_YOUR OBJECTIVE_.
Leaving the pictures aside, transcribe every line below exactly.

_RECORDED DATA_.

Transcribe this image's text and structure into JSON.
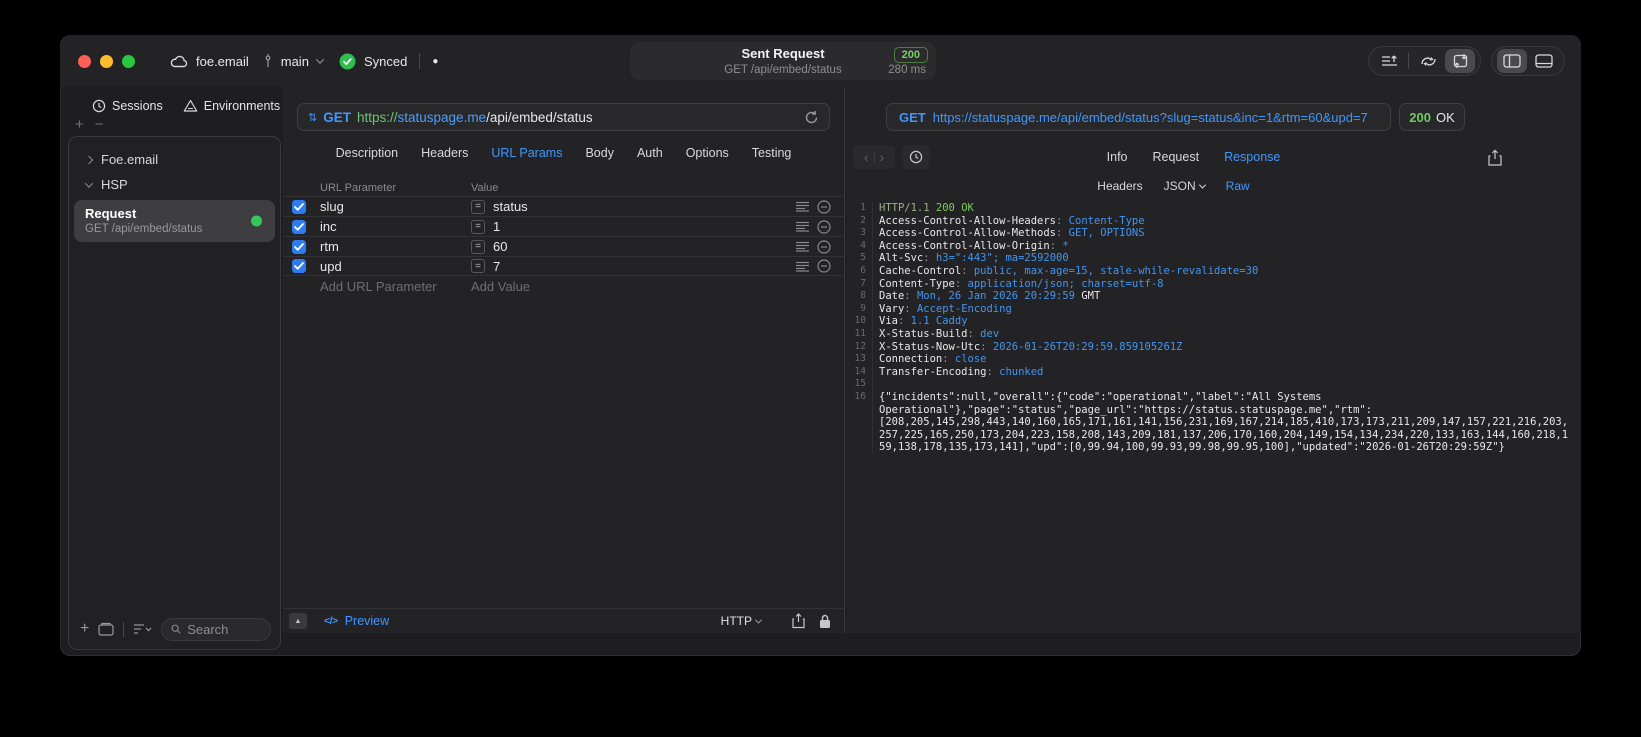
{
  "titlebar": {
    "workspace": "foe.email",
    "branch": "main",
    "sync_label": "Synced",
    "request_summary": {
      "title": "Sent Request",
      "status_code": "200",
      "method_path": "GET /api/embed/status",
      "duration": "280 ms"
    }
  },
  "sidebar": {
    "tabs": [
      {
        "label": "Sessions"
      },
      {
        "label": "Environments"
      }
    ],
    "tree": [
      {
        "label": "Foe.email",
        "expanded": false
      },
      {
        "label": "HSP",
        "expanded": true
      }
    ],
    "request_item": {
      "title": "Request",
      "subtitle": "GET /api/embed/status"
    },
    "search_placeholder": "Search"
  },
  "request_pane": {
    "method": "GET",
    "url": {
      "scheme": "https://",
      "host": "statuspage.me",
      "path": "/api/embed/status"
    },
    "tabs": [
      "Description",
      "Headers",
      "URL Params",
      "Body",
      "Auth",
      "Options",
      "Testing"
    ],
    "active_tab": "URL Params",
    "params": {
      "columns": [
        "URL Parameter",
        "Value"
      ],
      "rows": [
        {
          "name": "slug",
          "value": "status",
          "enabled": true
        },
        {
          "name": "inc",
          "value": "1",
          "enabled": true
        },
        {
          "name": "rtm",
          "value": "60",
          "enabled": true
        },
        {
          "name": "upd",
          "value": "7",
          "enabled": true
        }
      ],
      "add_name": "Add URL Parameter",
      "add_value": "Add Value"
    },
    "footer": {
      "preview": "Preview",
      "preview_glyph": "</>",
      "protocol": "HTTP"
    }
  },
  "response_pane": {
    "method": "GET",
    "url": "https://statuspage.me/api/embed/status?slug=status&inc=1&rtm=60&upd=7",
    "status": {
      "code": "200",
      "text": "OK"
    },
    "tabs": [
      "Info",
      "Request",
      "Response"
    ],
    "active_tab": "Response",
    "subtabs": [
      {
        "label": "Headers"
      },
      {
        "label": "JSON",
        "dropdown": true
      },
      {
        "label": "Raw"
      }
    ],
    "active_subtab": "Raw",
    "raw_lines": [
      {
        "n": "1",
        "parts": [
          [
            "HTTP/1.1 ",
            "proto"
          ],
          [
            "200 OK",
            "ok"
          ]
        ]
      },
      {
        "n": "2",
        "parts": [
          [
            "Access-Control-Allow-Headers",
            "k"
          ],
          [
            ": ",
            "p"
          ],
          [
            "Content-Type",
            "v"
          ]
        ]
      },
      {
        "n": "3",
        "parts": [
          [
            "Access-Control-Allow-Methods",
            "k"
          ],
          [
            ": ",
            "p"
          ],
          [
            "GET, OPTIONS",
            "v"
          ]
        ]
      },
      {
        "n": "4",
        "parts": [
          [
            "Access-Control-Allow-Origin",
            "k"
          ],
          [
            ": ",
            "p"
          ],
          [
            "*",
            "v"
          ]
        ]
      },
      {
        "n": "5",
        "parts": [
          [
            "Alt-Svc",
            "k"
          ],
          [
            ": ",
            "p"
          ],
          [
            "h3=\":443\"; ma=2592000",
            "v"
          ]
        ]
      },
      {
        "n": "6",
        "parts": [
          [
            "Cache-Control",
            "k"
          ],
          [
            ": ",
            "p"
          ],
          [
            "public, max-age=15, stale-while-revalidate=30",
            "v"
          ]
        ]
      },
      {
        "n": "7",
        "parts": [
          [
            "Content-Type",
            "k"
          ],
          [
            ": ",
            "p"
          ],
          [
            "application/json; charset=utf-8",
            "v"
          ]
        ]
      },
      {
        "n": "8",
        "parts": [
          [
            "Date",
            "k"
          ],
          [
            ": ",
            "p"
          ],
          [
            "Mon, 26 Jan 2026 20:29:59 ",
            "v"
          ],
          [
            "GMT",
            "k"
          ]
        ]
      },
      {
        "n": "9",
        "parts": [
          [
            "Vary",
            "k"
          ],
          [
            ": ",
            "p"
          ],
          [
            "Accept-Encoding",
            "v"
          ]
        ]
      },
      {
        "n": "10",
        "parts": [
          [
            "Via",
            "k"
          ],
          [
            ": ",
            "p"
          ],
          [
            "1.1 Caddy",
            "v"
          ]
        ]
      },
      {
        "n": "11",
        "parts": [
          [
            "X-Status-Build",
            "k"
          ],
          [
            ": ",
            "p"
          ],
          [
            "dev",
            "v"
          ]
        ]
      },
      {
        "n": "12",
        "parts": [
          [
            "X-Status-Now-Utc",
            "k"
          ],
          [
            ": ",
            "p"
          ],
          [
            "2026-01-26T20:29:59.859105261Z",
            "v"
          ]
        ]
      },
      {
        "n": "13",
        "parts": [
          [
            "Connection",
            "k"
          ],
          [
            ": ",
            "p"
          ],
          [
            "close",
            "v"
          ]
        ]
      },
      {
        "n": "14",
        "parts": [
          [
            "Transfer-Encoding",
            "k"
          ],
          [
            ": ",
            "p"
          ],
          [
            "chunked",
            "v"
          ]
        ]
      },
      {
        "n": "15",
        "parts": []
      },
      {
        "n": "16",
        "parts": [
          [
            "{\"incidents\":null,\"overall\":{\"code\":\"operational\",\"label\":\"All Systems Operational\"},\"page\":\"status\",\"page_url\":\"https://status.statuspage.me\",\"rtm\":[208,205,145,298,443,140,160,165,171,161,141,156,231,169,167,214,185,410,173,173,211,209,147,157,221,216,203,257,225,165,250,173,204,223,158,208,143,209,181,137,206,170,160,204,149,154,134,234,220,133,163,144,160,218,159,138,178,135,173,141],\"upd\":[0,99.94,100,99.93,99.98,99.95,100],\"updated\":\"2026-01-26T20:29:59Z\"}",
            "body"
          ]
        ]
      }
    ]
  },
  "icons": {
    "method_updown": "⇅",
    "equals": "=",
    "collapse": "▲",
    "plus": "+",
    "minus": "−",
    "nav_back": "‹",
    "nav_forward": "›",
    "unsaved_dot": "●"
  },
  "colors": {
    "accent_blue": "#3f97ff",
    "green": "#6fce62",
    "checkbox_blue": "#2e7bef",
    "status_dot": "#34c759"
  }
}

_SOLVED PROBLEM_.
Transcribe this image's text and structure into JSON.
{
  "titlebar": {
    "workspace": "foe.email",
    "branch": "main",
    "sync_label": "Synced",
    "request_summary": {
      "title": "Sent Request",
      "status_code": "200",
      "method_path": "GET /api/embed/status",
      "duration": "280 ms"
    }
  },
  "sidebar": {
    "tabs": [
      {
        "label": "Sessions"
      },
      {
        "label": "Environments"
      }
    ],
    "tree": [
      {
        "label": "Foe.email",
        "expanded": false
      },
      {
        "label": "HSP",
        "expanded": true
      }
    ],
    "request_item": {
      "title": "Request",
      "subtitle": "GET /api/embed/status"
    },
    "search_placeholder": "Search"
  },
  "request_pane": {
    "method": "GET",
    "url": {
      "scheme": "https://",
      "host": "statuspage.me",
      "path": "/api/embed/status"
    },
    "tabs": [
      "Description",
      "Headers",
      "URL Params",
      "Body",
      "Auth",
      "Options",
      "Testing"
    ],
    "active_tab": "URL Params",
    "params": {
      "columns": [
        "URL Parameter",
        "Value"
      ],
      "rows": [
        {
          "name": "slug",
          "value": "status",
          "enabled": true
        },
        {
          "name": "inc",
          "value": "1",
          "enabled": true
        },
        {
          "name": "rtm",
          "value": "60",
          "enabled": true
        },
        {
          "name": "upd",
          "value": "7",
          "enabled": true
        }
      ],
      "add_name": "Add URL Parameter",
      "add_value": "Add Value"
    },
    "footer": {
      "preview": "Preview",
      "preview_glyph": "</>",
      "protocol": "HTTP"
    }
  },
  "response_pane": {
    "method": "GET",
    "url": "https://statuspage.me/api/embed/status?slug=status&inc=1&rtm=60&upd=7",
    "status": {
      "code": "200",
      "text": "OK"
    },
    "tabs": [
      "Info",
      "Request",
      "Response"
    ],
    "active_tab": "Response",
    "subtabs": [
      {
        "label": "Headers"
      },
      {
        "label": "JSON",
        "dropdown": true
      },
      {
        "label": "Raw"
      }
    ],
    "active_subtab": "Raw",
    "raw_lines": [
      {
        "n": "1",
        "parts": [
          [
            "HTTP/1.1 ",
            "proto"
          ],
          [
            "200 OK",
            "ok"
          ]
        ]
      },
      {
        "n": "2",
        "parts": [
          [
            "Access-Control-Allow-Headers",
            "k"
          ],
          [
            ": ",
            "p"
          ],
          [
            "Content-Type",
            "v"
          ]
        ]
      },
      {
        "n": "3",
        "parts": [
          [
            "Access-Control-Allow-Methods",
            "k"
          ],
          [
            ": ",
            "p"
          ],
          [
            "GET, OPTIONS",
            "v"
          ]
        ]
      },
      {
        "n": "4",
        "parts": [
          [
            "Access-Control-Allow-Origin",
            "k"
          ],
          [
            ": ",
            "p"
          ],
          [
            "*",
            "v"
          ]
        ]
      },
      {
        "n": "5",
        "parts": [
          [
            "Alt-Svc",
            "k"
          ],
          [
            ": ",
            "p"
          ],
          [
            "h3=\":443\"; ma=2592000",
            "v"
          ]
        ]
      },
      {
        "n": "6",
        "parts": [
          [
            "Cache-Control",
            "k"
          ],
          [
            ": ",
            "p"
          ],
          [
            "public, max-age=15, stale-while-revalidate=30",
            "v"
          ]
        ]
      },
      {
        "n": "7",
        "parts": [
          [
            "Content-Type",
            "k"
          ],
          [
            ": ",
            "p"
          ],
          [
            "application/json; charset=utf-8",
            "v"
          ]
        ]
      },
      {
        "n": "8",
        "parts": [
          [
            "Date",
            "k"
          ],
          [
            ": ",
            "p"
          ],
          [
            "Mon, 26 Jan 2026 20:29:59 ",
            "v"
          ],
          [
            "GMT",
            "k"
          ]
        ]
      },
      {
        "n": "9",
        "parts": [
          [
            "Vary",
            "k"
          ],
          [
            ": ",
            "p"
          ],
          [
            "Accept-Encoding",
            "v"
          ]
        ]
      },
      {
        "n": "10",
        "parts": [
          [
            "Via",
            "k"
          ],
          [
            ": ",
            "p"
          ],
          [
            "1.1 Caddy",
            "v"
          ]
        ]
      },
      {
        "n": "11",
        "parts": [
          [
            "X-Status-Build",
            "k"
          ],
          [
            ": ",
            "p"
          ],
          [
            "dev",
            "v"
          ]
        ]
      },
      {
        "n": "12",
        "parts": [
          [
            "X-Status-Now-Utc",
            "k"
          ],
          [
            ": ",
            "p"
          ],
          [
            "2026-01-26T20:29:59.859105261Z",
            "v"
          ]
        ]
      },
      {
        "n": "13",
        "parts": [
          [
            "Connection",
            "k"
          ],
          [
            ": ",
            "p"
          ],
          [
            "close",
            "v"
          ]
        ]
      },
      {
        "n": "14",
        "parts": [
          [
            "Transfer-Encoding",
            "k"
          ],
          [
            ": ",
            "p"
          ],
          [
            "chunked",
            "v"
          ]
        ]
      },
      {
        "n": "15",
        "parts": []
      },
      {
        "n": "16",
        "parts": [
          [
            "{\"incidents\":null,\"overall\":{\"code\":\"operational\",\"label\":\"All Systems Operational\"},\"page\":\"status\",\"page_url\":\"https://status.statuspage.me\",\"rtm\":[208,205,145,298,443,140,160,165,171,161,141,156,231,169,167,214,185,410,173,173,211,209,147,157,221,216,203,257,225,165,250,173,204,223,158,208,143,209,181,137,206,170,160,204,149,154,134,234,220,133,163,144,160,218,159,138,178,135,173,141],\"upd\":[0,99.94,100,99.93,99.98,99.95,100],\"updated\":\"2026-01-26T20:29:59Z\"}",
            "body"
          ]
        ]
      }
    ]
  },
  "icons": {
    "method_updown": "⇅",
    "equals": "=",
    "collapse": "▲",
    "plus": "+",
    "minus": "−",
    "nav_back": "‹",
    "nav_forward": "›",
    "unsaved_dot": "●"
  },
  "colors": {
    "accent_blue": "#3f97ff",
    "green": "#6fce62",
    "checkbox_blue": "#2e7bef",
    "status_dot": "#34c759"
  }
}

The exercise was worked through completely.